Looking at the listing beneath, work out how many lines hold "dash" and report only that figure.

>> begin WORKING DATA

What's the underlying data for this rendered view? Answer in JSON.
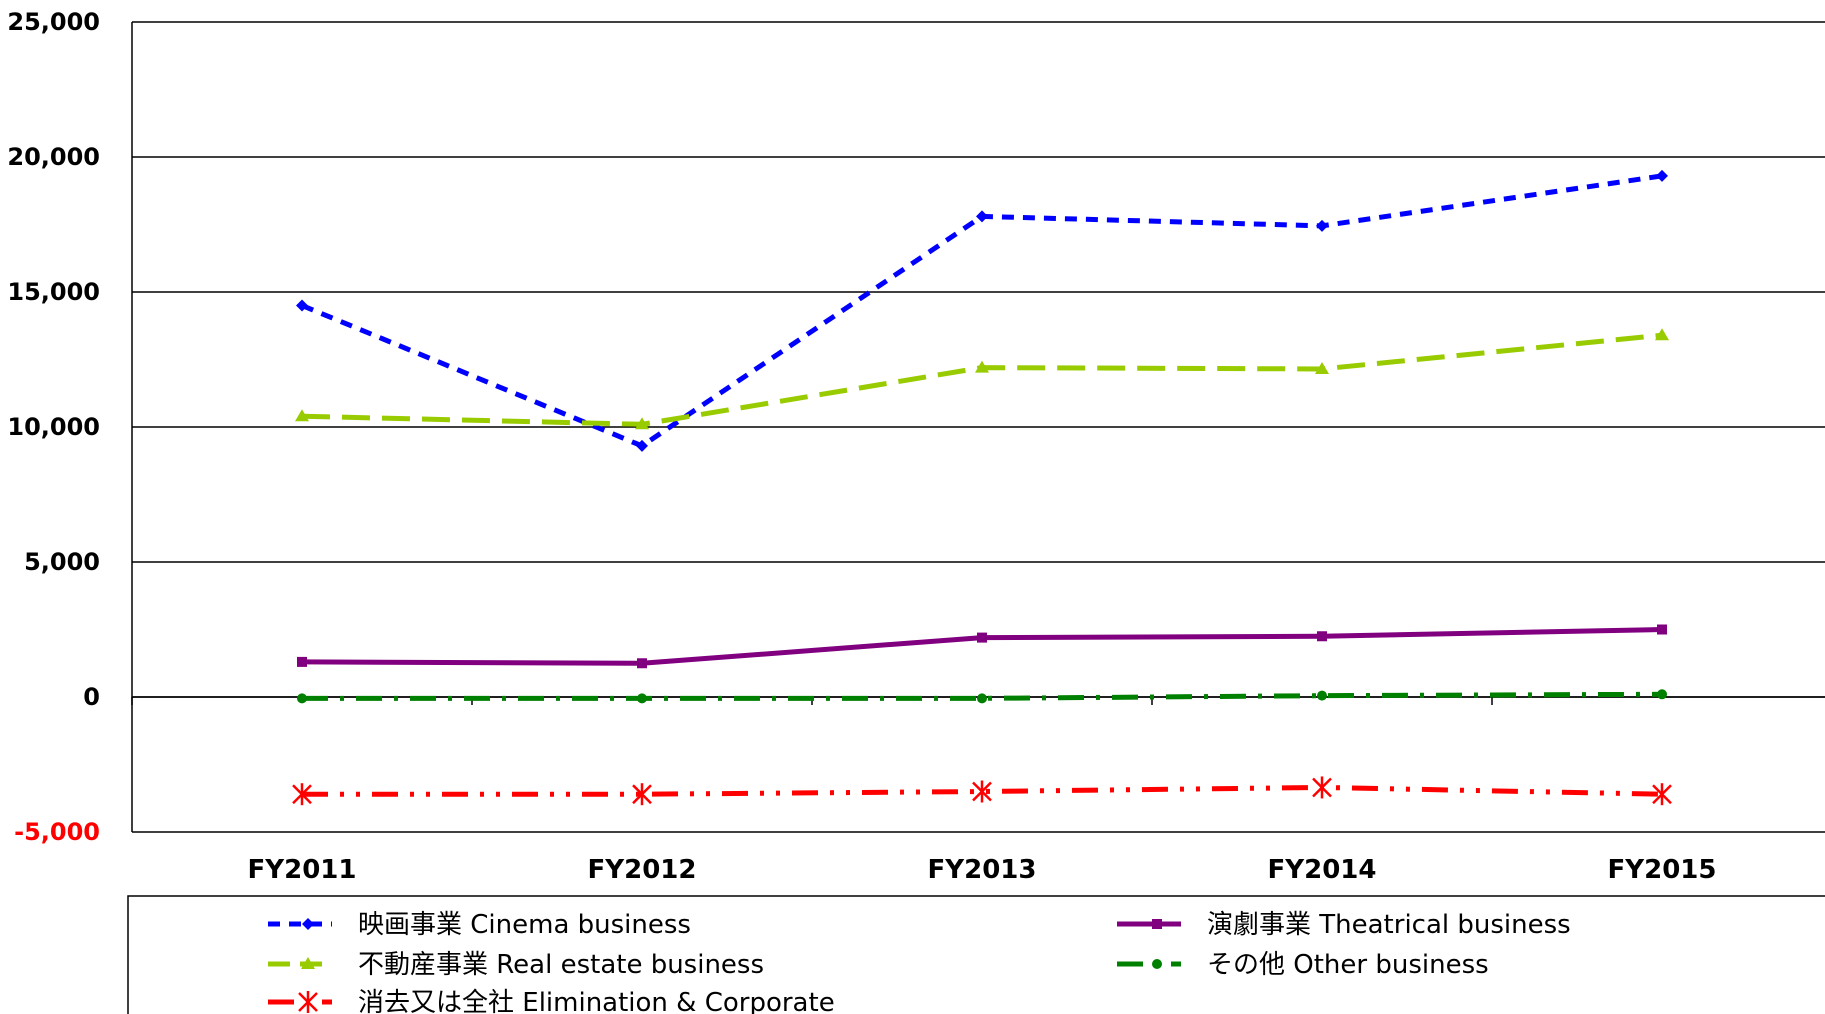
{
  "chart_data": {
    "type": "line",
    "categories": [
      "FY2011",
      "FY2012",
      "FY2013",
      "FY2014",
      "FY2015"
    ],
    "ylim": [
      -5000,
      25000
    ],
    "yticks": [
      25000,
      20000,
      15000,
      10000,
      5000,
      0,
      -5000
    ],
    "ytick_labels": [
      "25,000",
      "20,000",
      "15,000",
      "10,000",
      "5,000",
      "0",
      "-5,000"
    ],
    "negative_tick_color": "#ff0000",
    "grid": true,
    "legend_position": "bottom",
    "series": [
      {
        "name": "映画事業 Cinema business",
        "color": "#0000ff",
        "dash": "dash",
        "marker": "diamond",
        "values": [
          14500,
          9300,
          17800,
          17450,
          19300
        ]
      },
      {
        "name": "不動産事業 Real estate business",
        "color": "#99cc00",
        "dash": "longdash",
        "marker": "triangle",
        "values": [
          10400,
          10100,
          12200,
          12150,
          13400
        ]
      },
      {
        "name": "演劇事業 Theatrical business",
        "color": "#800080",
        "dash": "solid",
        "marker": "square",
        "values": [
          1300,
          1250,
          2200,
          2250,
          2500
        ]
      },
      {
        "name": "その他 Other business",
        "color": "#008000",
        "dash": "dashdot",
        "marker": "circle",
        "values": [
          -50,
          -50,
          -50,
          50,
          100
        ]
      },
      {
        "name": "消去又は全社 Elimination & Corporate",
        "color": "#ff0000",
        "dash": "dashdotdot",
        "marker": "star",
        "values": [
          -3600,
          -3600,
          -3500,
          -3350,
          -3600
        ]
      }
    ]
  }
}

>> end WORKING DATA

WRITTEN ANSWER:
5